Supplied passage ::
>> START
Over Christmas I went on Etsy (a website that will literally suck hours at a time of my life away) to look for a cute, distinct little necklace holder. And I came across this insanely cute little tree. I can't find the actual one on Etsy anymore, but it looked a little like this.

Except it was even cuter and sticking out of an antique tea pot. It cost about $60, and I almost ordered it. But then I thought, "I could make that." Okay, so normally that sentence ends in disaster for me. I am sooo not crafty. I cannot tell you the number of craft related disasters that have occurred under my watch. I don't do glue guns or drills or stencils or any other crafty method. I usually prefer to buy cute, crafty things and then just pretend I made them.
>> END
Instructions ::
(1) Decide whether each statement agrees with the necklace-tree post: (a) The tree the writer found cost about $60. (b) The writer ordered the tree. (c) The writer likes working with glue guns.
(2) In the necklace-tree post, what was the tree the writer found sticking out of?
(3) Pick up the necklace-tree post after its final sentence and keep writing in the same voice.

Records ::
>> START
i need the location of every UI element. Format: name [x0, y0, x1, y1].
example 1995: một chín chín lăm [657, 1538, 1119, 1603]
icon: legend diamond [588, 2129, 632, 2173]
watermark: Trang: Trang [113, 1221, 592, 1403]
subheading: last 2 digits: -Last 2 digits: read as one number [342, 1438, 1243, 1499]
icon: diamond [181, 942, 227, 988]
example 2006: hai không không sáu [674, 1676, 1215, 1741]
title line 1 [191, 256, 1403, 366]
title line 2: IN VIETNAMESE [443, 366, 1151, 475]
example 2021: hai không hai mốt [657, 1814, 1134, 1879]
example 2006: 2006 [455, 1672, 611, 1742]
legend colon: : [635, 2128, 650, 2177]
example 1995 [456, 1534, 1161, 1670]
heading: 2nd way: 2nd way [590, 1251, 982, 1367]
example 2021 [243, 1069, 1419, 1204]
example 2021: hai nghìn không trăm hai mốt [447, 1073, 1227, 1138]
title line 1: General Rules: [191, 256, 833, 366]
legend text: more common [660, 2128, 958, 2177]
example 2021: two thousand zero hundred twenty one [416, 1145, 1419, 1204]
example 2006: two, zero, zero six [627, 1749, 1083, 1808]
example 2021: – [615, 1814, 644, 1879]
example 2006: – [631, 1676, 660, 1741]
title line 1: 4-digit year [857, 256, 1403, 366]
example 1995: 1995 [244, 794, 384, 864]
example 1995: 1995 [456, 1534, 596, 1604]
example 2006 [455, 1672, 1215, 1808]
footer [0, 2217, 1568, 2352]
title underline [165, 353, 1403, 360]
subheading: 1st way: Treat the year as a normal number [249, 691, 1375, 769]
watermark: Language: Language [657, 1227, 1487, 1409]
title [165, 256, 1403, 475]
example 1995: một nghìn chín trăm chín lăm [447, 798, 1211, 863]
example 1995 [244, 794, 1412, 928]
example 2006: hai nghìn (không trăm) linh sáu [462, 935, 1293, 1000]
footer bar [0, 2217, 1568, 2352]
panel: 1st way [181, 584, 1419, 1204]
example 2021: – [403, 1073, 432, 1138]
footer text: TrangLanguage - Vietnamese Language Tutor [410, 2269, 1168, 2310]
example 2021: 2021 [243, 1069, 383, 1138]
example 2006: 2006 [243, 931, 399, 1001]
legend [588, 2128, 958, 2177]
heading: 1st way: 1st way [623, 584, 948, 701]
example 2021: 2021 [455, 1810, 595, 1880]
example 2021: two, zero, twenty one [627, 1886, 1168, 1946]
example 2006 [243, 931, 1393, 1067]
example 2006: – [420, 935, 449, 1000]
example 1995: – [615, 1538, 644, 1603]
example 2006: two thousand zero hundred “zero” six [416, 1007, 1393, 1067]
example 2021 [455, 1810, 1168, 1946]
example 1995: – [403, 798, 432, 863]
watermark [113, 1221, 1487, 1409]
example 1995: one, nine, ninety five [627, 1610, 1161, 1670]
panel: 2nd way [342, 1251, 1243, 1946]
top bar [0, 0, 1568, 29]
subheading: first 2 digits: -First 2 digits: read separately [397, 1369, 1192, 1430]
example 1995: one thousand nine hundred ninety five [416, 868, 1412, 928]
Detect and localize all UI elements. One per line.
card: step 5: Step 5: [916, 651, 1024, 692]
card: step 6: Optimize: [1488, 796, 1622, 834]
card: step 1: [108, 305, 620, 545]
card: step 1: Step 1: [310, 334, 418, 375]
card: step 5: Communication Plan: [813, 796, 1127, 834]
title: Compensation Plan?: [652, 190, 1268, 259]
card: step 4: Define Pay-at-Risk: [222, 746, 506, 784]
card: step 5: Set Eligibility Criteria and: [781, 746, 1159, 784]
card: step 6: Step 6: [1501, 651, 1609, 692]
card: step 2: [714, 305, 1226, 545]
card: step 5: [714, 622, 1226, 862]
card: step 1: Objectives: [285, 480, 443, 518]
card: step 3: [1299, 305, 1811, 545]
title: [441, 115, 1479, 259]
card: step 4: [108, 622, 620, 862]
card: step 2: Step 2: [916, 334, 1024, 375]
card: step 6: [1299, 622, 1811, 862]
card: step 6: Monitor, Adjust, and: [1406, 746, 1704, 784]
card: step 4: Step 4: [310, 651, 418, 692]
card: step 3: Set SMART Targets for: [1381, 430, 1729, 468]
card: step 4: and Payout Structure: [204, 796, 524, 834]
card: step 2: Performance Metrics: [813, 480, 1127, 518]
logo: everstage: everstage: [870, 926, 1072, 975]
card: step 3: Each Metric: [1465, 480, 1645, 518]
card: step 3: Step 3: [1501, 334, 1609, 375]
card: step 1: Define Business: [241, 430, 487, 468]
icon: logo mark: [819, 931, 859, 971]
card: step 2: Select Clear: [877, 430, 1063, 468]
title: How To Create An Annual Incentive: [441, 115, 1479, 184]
>> END
Task-by-task answers ::
(1)
(a) Yes: "It cost about $60"
(b) No: "I almost ordered it."
(c) No: "I don't do glue guns or drills or stencils or any other crafty method."

(2) An antique tea pot.

(3)
But this seemed do-able. I went online and found a few how-to guides for similar trees. The constant in most of them was to use a manzanita branch, which I had never heard of, but which are apparently very big in interior design. I looked around Richmond for one but did not find any. Yet they are super available and easy to order online. Some are fairly pricey (they range in size a lot) but I found smallish, 18-24' manzanita branches online for $9 a pop on the website 

I was going to do this little project over my spring break, but the branches took a little while to arrive. Save on crafts is cheap but they are not so speedy with the shipping. I finally got them this past week, and they were gorgeous. My original plan was to paint the branches white ala the Etsy tree I found. But the wood itself was too gorgeous to cover up. It's laced with all of these deep red and gold hues, and so I decided to go natural. Plus that cut down on my work time by like five hours.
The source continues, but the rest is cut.